| Record set |
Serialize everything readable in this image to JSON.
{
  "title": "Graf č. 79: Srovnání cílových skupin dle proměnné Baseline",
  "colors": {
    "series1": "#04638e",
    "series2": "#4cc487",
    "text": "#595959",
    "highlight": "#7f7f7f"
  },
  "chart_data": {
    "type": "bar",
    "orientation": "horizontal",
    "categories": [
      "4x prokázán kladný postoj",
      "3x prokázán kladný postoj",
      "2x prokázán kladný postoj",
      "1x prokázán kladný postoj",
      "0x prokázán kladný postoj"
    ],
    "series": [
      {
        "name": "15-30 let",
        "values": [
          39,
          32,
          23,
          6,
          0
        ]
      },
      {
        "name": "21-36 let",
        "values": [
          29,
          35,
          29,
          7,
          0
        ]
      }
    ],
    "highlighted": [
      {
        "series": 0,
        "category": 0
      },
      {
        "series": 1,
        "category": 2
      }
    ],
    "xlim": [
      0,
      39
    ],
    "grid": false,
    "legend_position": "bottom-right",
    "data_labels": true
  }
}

| Your goal |
Please quote every record above exactly as it appears.

| Solution for this problem |
Serialize everything readable in this image to JSON.
{
  "title": "Graf č. 79: Srovnání cílových skupin dle proměnné Baseline",
  "colors": {
    "series1": "#04638e",
    "series2": "#4cc487",
    "text": "#595959",
    "highlight": "#7f7f7f"
  },
  "chart_data": {
    "type": "bar",
    "orientation": "horizontal",
    "categories": [
      "4x prokázán kladný postoj",
      "3x prokázán kladný postoj",
      "2x prokázán kladný postoj",
      "1x prokázán kladný postoj",
      "0x prokázán kladný postoj"
    ],
    "series": [
      {
        "name": "15-30 let",
        "values": [
          39,
          32,
          23,
          6,
          0
        ]
      },
      {
        "name": "21-36 let",
        "values": [
          29,
          35,
          29,
          7,
          0
        ]
      }
    ],
    "highlighted": [
      {
        "series": 0,
        "category": 0
      },
      {
        "series": 1,
        "category": 2
      }
    ],
    "xlim": [
      0,
      39
    ],
    "grid": false,
    "legend_position": "bottom-right",
    "data_labels": true
  }
}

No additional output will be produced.